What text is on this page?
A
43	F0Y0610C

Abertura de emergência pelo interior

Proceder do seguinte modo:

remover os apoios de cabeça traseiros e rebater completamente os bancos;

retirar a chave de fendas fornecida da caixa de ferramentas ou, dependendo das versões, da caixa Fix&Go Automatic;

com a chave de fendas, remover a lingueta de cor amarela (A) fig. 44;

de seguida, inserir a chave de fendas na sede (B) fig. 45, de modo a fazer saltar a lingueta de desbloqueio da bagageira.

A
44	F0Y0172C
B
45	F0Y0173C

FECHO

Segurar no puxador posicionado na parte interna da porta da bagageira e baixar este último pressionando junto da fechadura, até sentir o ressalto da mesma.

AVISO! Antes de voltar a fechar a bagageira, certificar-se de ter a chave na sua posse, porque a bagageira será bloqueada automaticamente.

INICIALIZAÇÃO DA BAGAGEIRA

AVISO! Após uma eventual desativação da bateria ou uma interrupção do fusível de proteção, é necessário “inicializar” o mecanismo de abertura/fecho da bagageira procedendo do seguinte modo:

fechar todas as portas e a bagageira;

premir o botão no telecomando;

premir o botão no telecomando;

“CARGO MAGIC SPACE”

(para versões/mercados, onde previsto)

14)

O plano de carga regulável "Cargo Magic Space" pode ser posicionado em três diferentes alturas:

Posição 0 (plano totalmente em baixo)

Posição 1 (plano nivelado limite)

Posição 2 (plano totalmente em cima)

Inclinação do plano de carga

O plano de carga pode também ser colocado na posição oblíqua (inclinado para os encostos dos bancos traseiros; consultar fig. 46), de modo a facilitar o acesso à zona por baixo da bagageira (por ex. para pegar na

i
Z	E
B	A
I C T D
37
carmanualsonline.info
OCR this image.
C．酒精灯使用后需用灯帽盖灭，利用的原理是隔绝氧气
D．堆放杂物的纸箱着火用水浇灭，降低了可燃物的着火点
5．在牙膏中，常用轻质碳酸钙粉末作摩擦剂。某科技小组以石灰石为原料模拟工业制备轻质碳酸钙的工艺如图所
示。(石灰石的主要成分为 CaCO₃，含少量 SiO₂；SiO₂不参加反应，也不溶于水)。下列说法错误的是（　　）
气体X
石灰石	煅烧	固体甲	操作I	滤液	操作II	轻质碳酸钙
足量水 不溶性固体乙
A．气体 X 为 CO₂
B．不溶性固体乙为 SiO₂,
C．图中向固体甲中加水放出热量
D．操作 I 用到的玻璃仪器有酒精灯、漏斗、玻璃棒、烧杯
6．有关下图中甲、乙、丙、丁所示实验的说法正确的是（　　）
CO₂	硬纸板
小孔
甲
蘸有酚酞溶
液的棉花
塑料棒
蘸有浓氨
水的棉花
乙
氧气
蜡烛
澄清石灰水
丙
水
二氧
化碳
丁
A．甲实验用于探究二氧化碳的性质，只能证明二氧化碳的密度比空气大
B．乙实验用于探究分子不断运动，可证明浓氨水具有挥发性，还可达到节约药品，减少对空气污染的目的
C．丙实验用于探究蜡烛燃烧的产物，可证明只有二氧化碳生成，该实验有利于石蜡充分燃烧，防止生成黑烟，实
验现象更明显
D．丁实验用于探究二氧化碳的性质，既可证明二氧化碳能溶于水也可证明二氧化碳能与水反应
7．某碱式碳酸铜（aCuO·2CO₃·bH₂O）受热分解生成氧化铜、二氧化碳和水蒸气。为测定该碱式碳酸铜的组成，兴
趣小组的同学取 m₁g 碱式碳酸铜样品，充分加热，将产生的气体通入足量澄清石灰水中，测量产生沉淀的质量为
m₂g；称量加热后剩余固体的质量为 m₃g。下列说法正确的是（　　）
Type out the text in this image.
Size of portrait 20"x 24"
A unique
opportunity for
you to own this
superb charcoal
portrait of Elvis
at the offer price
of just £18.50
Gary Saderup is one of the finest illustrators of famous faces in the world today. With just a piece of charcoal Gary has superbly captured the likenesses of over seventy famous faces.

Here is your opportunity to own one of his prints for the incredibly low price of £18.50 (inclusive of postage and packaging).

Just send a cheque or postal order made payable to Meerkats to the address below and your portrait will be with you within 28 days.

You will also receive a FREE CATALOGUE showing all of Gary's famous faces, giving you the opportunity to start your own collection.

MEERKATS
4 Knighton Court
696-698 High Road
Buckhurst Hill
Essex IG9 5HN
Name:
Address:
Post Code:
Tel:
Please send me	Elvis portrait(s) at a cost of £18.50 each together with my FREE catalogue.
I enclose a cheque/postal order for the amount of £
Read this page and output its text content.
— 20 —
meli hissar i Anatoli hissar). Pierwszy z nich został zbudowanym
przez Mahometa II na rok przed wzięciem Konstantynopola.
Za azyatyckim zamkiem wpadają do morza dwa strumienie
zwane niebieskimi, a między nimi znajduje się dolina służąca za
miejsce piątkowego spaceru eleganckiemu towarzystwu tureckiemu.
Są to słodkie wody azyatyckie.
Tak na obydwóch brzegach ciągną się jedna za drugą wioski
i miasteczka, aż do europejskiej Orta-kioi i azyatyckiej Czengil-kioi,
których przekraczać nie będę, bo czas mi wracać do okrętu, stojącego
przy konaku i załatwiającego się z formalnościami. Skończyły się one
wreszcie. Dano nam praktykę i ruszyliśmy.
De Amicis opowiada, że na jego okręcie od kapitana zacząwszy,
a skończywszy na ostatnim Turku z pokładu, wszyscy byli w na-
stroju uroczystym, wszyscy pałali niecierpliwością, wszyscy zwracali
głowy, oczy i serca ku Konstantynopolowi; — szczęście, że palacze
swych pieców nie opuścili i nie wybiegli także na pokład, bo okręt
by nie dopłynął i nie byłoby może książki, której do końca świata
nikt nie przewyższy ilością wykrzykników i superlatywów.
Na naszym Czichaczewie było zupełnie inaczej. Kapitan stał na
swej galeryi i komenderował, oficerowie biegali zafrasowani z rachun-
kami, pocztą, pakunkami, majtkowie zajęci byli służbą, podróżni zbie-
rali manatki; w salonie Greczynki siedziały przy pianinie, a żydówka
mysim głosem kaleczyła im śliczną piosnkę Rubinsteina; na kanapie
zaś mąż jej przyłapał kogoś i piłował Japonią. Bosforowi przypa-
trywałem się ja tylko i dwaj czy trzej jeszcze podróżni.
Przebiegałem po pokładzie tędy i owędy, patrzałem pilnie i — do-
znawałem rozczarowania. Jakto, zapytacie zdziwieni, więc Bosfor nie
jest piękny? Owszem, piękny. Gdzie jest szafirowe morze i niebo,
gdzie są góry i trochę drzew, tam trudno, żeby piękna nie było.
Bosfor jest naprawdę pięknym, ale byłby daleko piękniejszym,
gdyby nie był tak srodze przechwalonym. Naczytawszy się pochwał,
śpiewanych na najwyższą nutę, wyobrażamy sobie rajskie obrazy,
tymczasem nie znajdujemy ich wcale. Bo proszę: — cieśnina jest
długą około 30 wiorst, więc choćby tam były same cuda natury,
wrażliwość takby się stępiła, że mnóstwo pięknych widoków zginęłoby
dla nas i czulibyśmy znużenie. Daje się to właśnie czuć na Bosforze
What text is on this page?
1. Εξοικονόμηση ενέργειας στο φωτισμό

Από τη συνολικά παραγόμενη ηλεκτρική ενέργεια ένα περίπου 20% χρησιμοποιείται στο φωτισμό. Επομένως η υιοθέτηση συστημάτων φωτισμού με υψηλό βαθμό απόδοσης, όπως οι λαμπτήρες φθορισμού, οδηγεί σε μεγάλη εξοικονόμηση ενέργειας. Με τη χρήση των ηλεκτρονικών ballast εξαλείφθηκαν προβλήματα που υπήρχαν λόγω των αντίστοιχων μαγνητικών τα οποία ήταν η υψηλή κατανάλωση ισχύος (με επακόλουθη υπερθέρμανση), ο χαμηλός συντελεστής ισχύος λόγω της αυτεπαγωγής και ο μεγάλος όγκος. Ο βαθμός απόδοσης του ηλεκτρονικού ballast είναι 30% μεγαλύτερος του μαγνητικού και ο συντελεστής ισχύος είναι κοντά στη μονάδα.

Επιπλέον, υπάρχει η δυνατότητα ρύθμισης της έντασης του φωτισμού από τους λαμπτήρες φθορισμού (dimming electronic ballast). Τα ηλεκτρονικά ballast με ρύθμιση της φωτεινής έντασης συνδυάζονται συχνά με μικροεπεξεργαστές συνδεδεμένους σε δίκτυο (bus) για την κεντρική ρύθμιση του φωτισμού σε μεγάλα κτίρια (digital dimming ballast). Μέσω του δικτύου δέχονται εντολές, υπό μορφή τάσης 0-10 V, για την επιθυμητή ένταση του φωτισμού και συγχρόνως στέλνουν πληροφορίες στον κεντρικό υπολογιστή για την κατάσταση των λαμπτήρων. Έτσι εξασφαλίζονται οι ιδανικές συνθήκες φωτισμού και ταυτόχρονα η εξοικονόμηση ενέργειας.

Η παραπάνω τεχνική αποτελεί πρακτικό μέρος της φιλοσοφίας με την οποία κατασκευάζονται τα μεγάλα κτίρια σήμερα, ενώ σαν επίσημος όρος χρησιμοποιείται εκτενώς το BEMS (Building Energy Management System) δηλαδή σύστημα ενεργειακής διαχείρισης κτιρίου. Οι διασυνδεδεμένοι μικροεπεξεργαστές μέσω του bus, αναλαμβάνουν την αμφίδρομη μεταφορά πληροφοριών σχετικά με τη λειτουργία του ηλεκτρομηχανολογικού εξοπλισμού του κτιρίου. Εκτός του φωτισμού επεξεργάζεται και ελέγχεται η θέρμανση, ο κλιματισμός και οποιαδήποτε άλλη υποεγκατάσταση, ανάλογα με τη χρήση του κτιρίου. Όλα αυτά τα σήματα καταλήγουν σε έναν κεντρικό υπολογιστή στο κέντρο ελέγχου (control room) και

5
————
#### Exercise directions:
Scan the lines for the string "versões". Copy out each line that matches.

#### Task response:
retirar a chave de fendas fornecida da caixa de ferramentas ou, dependendo das versões, da caixa Fix&Go Automatic;
(para versões/mercados, onde previsto)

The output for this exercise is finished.